Records:
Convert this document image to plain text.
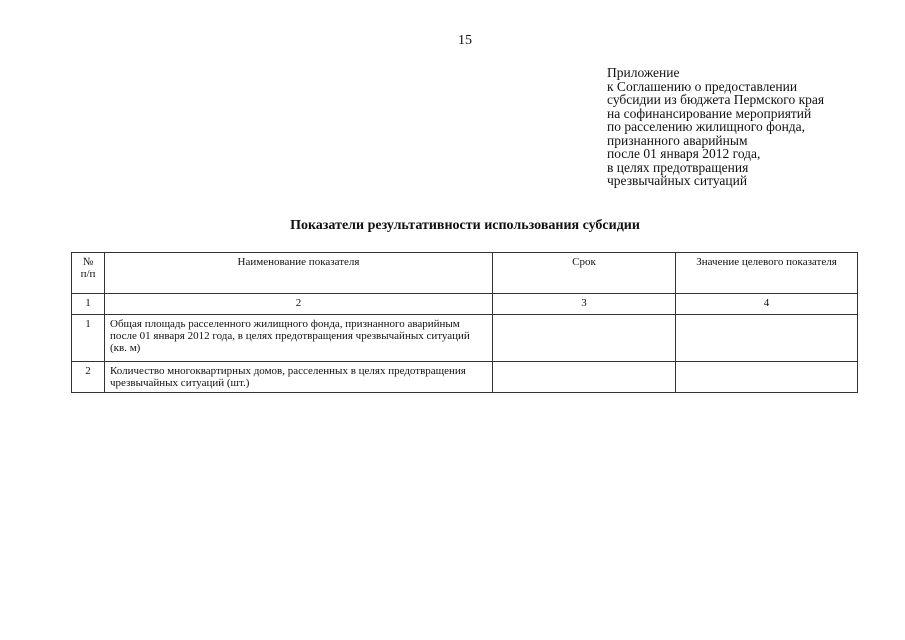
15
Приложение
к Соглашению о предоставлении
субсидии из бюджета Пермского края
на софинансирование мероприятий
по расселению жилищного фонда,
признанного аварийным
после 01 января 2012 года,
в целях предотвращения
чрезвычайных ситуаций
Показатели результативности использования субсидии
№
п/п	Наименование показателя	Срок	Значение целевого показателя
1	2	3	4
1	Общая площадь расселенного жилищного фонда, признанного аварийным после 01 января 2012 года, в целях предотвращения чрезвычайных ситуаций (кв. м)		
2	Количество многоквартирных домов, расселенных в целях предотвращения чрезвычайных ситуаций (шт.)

--

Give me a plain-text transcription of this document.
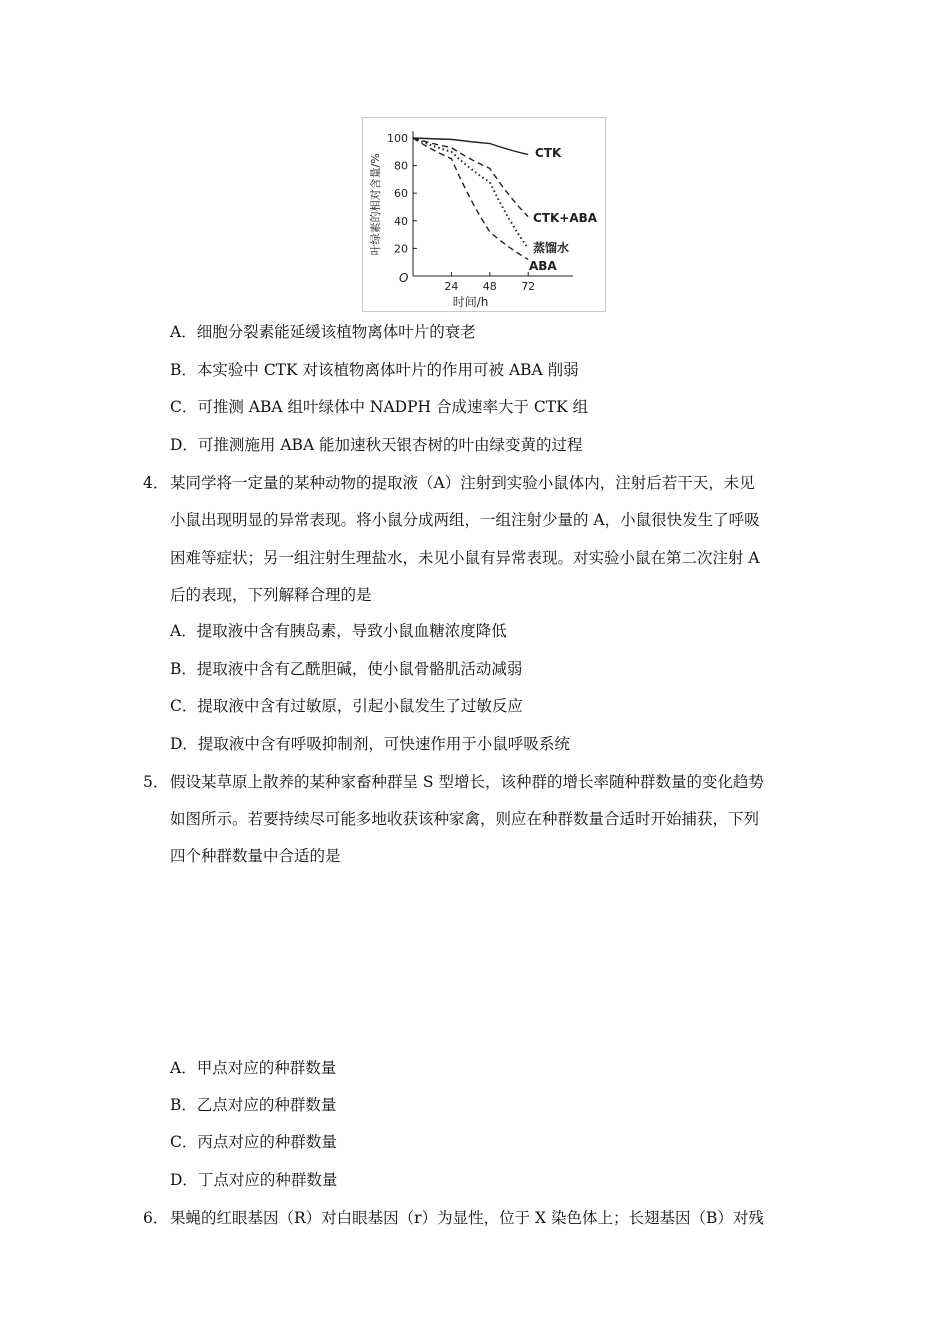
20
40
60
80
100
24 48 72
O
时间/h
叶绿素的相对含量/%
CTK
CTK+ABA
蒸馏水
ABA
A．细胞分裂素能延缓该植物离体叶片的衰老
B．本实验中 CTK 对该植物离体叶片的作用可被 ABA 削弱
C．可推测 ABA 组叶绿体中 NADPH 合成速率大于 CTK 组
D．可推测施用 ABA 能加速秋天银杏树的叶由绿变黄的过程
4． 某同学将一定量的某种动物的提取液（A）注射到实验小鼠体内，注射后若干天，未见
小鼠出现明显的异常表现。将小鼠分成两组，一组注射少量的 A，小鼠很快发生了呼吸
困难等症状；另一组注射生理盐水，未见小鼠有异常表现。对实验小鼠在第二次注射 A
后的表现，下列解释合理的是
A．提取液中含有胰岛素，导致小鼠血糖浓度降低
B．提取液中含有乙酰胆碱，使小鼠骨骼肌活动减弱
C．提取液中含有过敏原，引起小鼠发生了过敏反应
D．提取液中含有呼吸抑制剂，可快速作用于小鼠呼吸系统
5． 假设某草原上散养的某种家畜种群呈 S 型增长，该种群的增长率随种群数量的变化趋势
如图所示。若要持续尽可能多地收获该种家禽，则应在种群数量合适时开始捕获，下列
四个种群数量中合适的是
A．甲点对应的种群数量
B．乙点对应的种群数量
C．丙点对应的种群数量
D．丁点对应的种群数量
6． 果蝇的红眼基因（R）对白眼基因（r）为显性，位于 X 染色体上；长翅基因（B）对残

The task:
Copy each line above where the string "text" occurs.

Response to this exercise:
Convert this document image to plain text.
Give me a plain-text transcription of this document.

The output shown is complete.